Go through the listing and copy each line with the string "sites".

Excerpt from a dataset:
****************

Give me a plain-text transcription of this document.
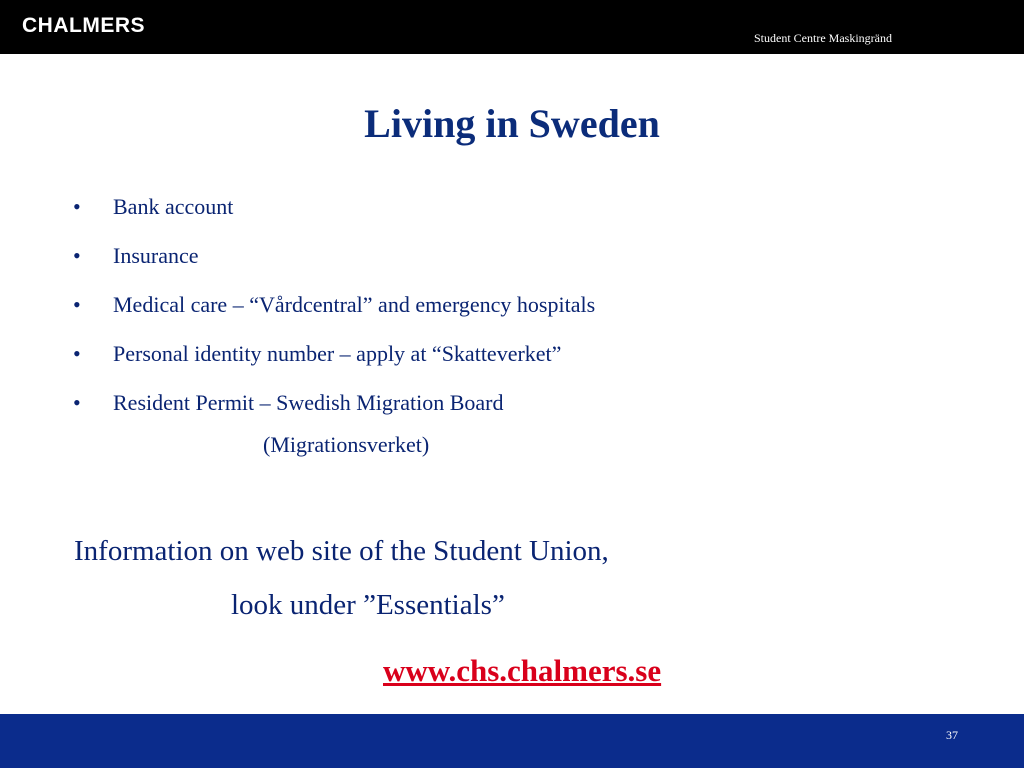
CHALMERS
Student Centre Maskingränd
Living in Sweden
• Bank account
• Insurance
• Medical care – “Vårdcentral” and emergency hospitals
• Personal identity number – apply at “Skatteverket”
• Resident Permit – Swedish Migration Board
(Migrationsverket)
Information on web site of the Student Union,
look under ”Essentials”
www.chs.chalmers.se
37
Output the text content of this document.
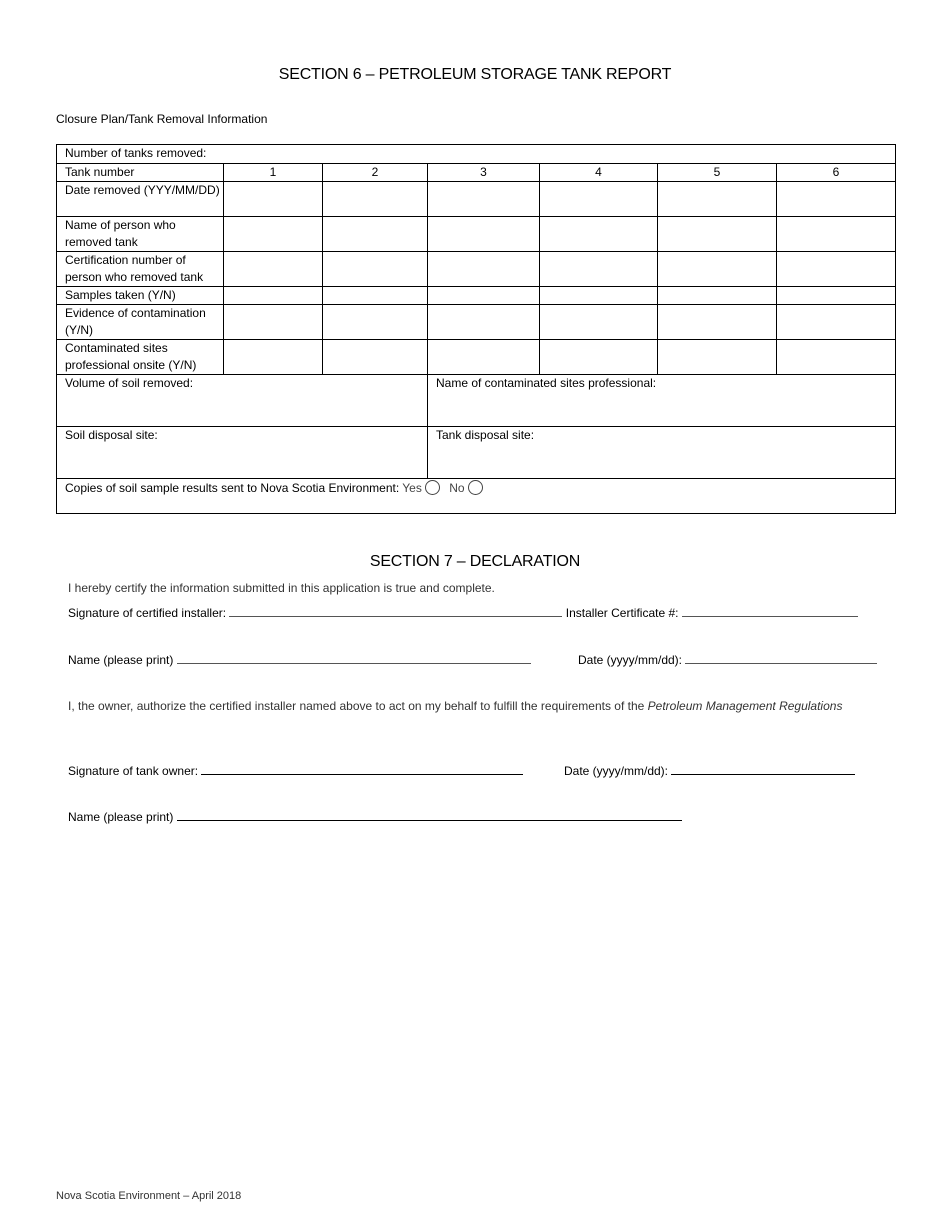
SECTION 6 – PETROLEUM STORAGE TANK REPORT
Closure Plan/Tank Removal Information
Number of tanks removed:						
Tank number	1	2	3	4	5	6
Date removed (YYY/MM/DD)						
Name of person who removed tank						
Certification number of person who removed tank						
Samples taken (Y/N)						
Evidence of contamination (Y/N)						
Contaminated sites professional onsite (Y/N)						
Volume of soil removed:			Name of contaminated sites professional:			
Soil disposal site:			Tank disposal site:			
Copies of soil sample results sent to Nova Scotia Environment: Yes No						
SECTION 7 – DECLARATION
I hereby certify the information submitted in this application is true and complete.
Signature of certified installer:	Installer Certificate #:
Name (please print)	Date (yyyy/mm/dd):
I, the owner, authorize the certified installer named above to act on my behalf to fulfill the requirements of the Petroleum Management Regulations
Signature of tank owner:	Date (yyyy/mm/dd):
Name (please print)
Nova Scotia Environment – April 2018
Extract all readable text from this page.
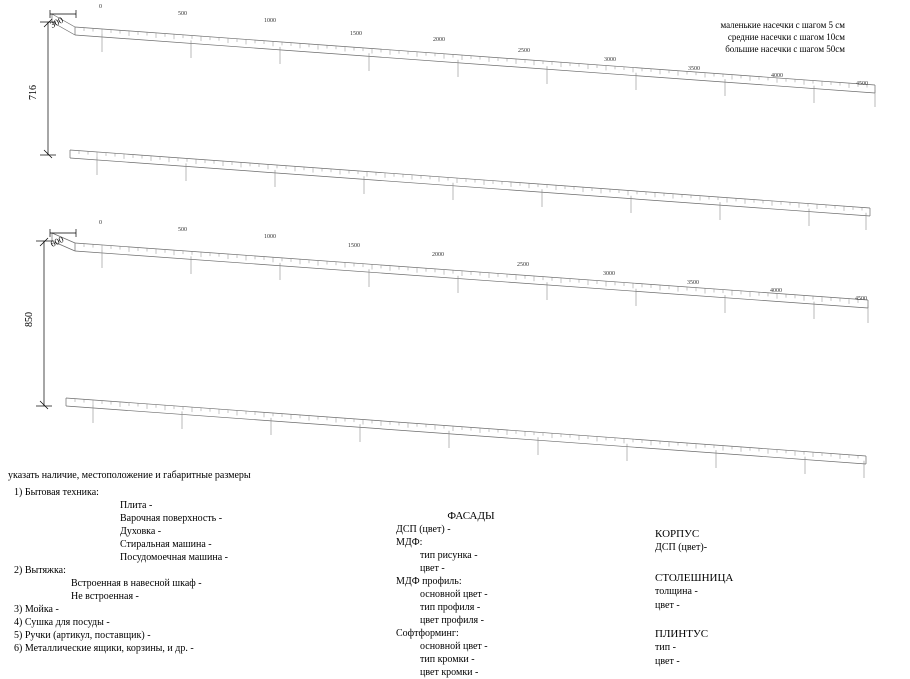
0
500
1000
1500
2000
2500
3000
3500
4000
4500
0
500
1000
1500
2000
2500
3000
3500
4000
4500
300
716
600
850
маленькие насечки с шагом 5 см
средние насечки с шагом 10см
большие насечки с шагом 50см
указать наличие, местоположение и габаритные размеры
1) Бытовая техника:
Плита -
Варочная поверхность -
Духовка -
Стиральная машина -
Посудомоечная машина -
2) Вытяжка:
Встроенная в навесной шкаф -
Не встроенная -
3) Мойка -
4) Сушка для посуды -
5) Ручки (артикул, поставщик) -
6) Металлические ящики, корзины, и др. -
ФАСАДЫ
ДСП (цвет) -
МДФ:
тип рисунка -
цвет -
МДФ профиль:
основной цвет -
тип профиля -
цвет профиля -
Софтформинг:
основной цвет -
тип кромки -
цвет кромки -
КОРПУС
ДСП (цвет)-
СТОЛЕШНИЦА
толщина -
цвет -
ПЛИНТУС
тип -
цвет -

****************

Task answer:
Contaminated sites professional onsite (Y/N)						
Volume of soil removed:			Name of contaminated sites professional:			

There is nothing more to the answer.